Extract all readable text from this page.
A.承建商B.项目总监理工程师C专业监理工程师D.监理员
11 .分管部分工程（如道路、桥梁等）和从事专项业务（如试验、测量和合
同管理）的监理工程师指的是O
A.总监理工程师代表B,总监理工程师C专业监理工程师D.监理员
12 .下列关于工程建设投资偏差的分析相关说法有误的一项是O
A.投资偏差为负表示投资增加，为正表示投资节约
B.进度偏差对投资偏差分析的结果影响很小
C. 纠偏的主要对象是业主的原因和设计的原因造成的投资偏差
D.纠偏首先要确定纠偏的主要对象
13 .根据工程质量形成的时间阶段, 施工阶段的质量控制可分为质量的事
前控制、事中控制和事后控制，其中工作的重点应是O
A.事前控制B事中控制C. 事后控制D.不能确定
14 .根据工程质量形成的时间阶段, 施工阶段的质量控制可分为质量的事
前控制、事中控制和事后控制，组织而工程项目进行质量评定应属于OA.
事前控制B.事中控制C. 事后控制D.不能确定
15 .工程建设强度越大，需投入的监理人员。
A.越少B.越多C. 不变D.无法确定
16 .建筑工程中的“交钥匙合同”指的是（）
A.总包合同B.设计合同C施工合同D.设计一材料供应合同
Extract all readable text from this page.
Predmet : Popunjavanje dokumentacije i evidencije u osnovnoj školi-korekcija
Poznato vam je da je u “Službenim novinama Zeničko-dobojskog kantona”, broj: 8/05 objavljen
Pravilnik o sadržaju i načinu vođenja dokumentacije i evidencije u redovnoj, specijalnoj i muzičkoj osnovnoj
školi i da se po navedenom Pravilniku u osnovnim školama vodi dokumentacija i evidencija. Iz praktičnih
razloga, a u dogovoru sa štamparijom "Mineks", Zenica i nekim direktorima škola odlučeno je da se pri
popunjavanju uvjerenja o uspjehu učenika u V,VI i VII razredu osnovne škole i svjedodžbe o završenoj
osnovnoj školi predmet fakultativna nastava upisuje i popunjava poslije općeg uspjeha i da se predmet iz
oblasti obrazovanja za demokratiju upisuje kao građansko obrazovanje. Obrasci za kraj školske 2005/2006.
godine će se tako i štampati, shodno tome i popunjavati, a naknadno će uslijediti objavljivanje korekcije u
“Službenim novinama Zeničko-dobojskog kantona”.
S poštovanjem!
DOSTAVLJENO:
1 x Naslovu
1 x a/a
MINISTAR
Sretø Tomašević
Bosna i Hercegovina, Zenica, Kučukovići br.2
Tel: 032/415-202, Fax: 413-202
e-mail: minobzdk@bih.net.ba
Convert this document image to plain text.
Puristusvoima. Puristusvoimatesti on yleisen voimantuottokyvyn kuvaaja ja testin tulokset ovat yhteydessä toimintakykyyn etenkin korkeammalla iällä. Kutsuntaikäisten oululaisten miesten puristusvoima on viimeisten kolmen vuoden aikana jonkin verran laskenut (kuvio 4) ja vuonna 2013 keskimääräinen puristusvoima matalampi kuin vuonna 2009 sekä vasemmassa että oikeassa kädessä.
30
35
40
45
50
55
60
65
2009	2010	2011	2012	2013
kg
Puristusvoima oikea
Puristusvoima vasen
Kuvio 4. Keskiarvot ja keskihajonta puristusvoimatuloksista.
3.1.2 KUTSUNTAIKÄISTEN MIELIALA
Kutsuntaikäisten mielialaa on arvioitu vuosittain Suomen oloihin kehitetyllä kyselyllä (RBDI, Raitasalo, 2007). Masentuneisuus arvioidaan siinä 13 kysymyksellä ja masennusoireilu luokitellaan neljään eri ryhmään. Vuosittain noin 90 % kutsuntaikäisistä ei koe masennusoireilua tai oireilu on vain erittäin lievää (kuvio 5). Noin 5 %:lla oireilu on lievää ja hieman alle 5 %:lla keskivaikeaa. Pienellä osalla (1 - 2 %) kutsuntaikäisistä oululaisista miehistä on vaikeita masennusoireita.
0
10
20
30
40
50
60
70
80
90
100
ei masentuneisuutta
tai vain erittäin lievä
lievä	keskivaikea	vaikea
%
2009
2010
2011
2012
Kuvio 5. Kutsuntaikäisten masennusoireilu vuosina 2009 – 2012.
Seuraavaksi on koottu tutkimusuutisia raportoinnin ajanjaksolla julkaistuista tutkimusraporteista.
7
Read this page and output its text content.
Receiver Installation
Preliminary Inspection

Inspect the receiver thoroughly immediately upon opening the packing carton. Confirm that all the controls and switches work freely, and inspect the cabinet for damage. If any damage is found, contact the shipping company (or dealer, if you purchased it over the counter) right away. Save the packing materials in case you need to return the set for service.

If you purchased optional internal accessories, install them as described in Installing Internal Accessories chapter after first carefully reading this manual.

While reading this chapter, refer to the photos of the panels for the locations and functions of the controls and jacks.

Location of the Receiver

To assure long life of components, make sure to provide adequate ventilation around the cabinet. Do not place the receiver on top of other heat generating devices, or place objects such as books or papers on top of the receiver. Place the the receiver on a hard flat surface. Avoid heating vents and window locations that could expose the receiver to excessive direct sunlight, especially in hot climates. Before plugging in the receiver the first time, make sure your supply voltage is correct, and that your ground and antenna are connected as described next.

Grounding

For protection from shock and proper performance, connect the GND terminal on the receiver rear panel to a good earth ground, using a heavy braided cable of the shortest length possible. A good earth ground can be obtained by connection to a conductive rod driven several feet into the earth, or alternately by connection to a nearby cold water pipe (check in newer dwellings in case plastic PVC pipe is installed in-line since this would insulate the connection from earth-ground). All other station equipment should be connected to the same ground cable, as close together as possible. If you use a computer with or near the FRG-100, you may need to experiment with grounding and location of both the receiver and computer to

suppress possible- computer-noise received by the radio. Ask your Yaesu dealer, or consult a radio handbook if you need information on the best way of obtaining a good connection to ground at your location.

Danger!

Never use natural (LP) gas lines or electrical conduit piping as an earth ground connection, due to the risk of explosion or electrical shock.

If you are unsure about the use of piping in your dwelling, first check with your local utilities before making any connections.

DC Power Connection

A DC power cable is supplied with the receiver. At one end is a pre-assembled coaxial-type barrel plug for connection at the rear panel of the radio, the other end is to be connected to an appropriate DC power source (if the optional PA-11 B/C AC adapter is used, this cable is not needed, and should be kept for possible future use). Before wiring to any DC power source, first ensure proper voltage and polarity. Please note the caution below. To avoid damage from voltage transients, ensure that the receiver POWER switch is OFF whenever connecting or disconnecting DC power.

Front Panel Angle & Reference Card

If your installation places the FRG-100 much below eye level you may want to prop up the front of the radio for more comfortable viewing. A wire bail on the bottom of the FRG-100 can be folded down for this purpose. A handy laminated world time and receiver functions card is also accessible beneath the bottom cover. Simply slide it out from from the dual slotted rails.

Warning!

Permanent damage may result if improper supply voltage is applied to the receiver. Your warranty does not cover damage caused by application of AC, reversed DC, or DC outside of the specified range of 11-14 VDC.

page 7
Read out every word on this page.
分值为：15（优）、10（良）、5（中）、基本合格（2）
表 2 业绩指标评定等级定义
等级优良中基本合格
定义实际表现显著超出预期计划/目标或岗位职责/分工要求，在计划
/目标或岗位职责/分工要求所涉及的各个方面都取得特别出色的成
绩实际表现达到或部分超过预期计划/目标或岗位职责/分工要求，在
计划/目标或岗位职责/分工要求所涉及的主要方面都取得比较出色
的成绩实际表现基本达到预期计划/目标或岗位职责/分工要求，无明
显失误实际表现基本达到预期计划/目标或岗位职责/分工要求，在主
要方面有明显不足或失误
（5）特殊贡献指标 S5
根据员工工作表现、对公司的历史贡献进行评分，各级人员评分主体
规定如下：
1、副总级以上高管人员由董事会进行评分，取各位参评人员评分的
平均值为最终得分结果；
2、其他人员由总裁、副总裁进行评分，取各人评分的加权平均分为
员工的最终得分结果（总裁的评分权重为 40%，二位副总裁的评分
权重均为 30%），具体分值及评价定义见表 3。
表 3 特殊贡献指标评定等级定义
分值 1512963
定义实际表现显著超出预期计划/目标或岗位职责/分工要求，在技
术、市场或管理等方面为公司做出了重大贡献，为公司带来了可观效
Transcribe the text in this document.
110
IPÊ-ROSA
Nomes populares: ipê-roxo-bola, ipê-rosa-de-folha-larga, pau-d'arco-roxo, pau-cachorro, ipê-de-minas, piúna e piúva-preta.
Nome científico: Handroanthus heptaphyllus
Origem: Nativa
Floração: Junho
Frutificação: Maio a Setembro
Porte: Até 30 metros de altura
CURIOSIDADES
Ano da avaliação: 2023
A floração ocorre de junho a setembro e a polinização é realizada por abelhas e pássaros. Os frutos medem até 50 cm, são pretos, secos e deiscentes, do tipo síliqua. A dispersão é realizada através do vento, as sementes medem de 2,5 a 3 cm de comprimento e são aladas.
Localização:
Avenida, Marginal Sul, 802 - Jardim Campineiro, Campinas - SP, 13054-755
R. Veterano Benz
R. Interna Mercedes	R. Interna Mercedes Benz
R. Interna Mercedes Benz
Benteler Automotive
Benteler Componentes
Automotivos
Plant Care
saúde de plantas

## Task requirements
Track down every line of the material containing the string "dokumentacije", and copy it.

## Expected output
Predmet : Popunjavanje dokumentacije i evidencije u osnovnoj školi-korekcija
Pravilnik o sadržaju i načinu vođenja dokumentacije i evidencije u redovnoj, specijalnoj i muzičkoj osnovnoj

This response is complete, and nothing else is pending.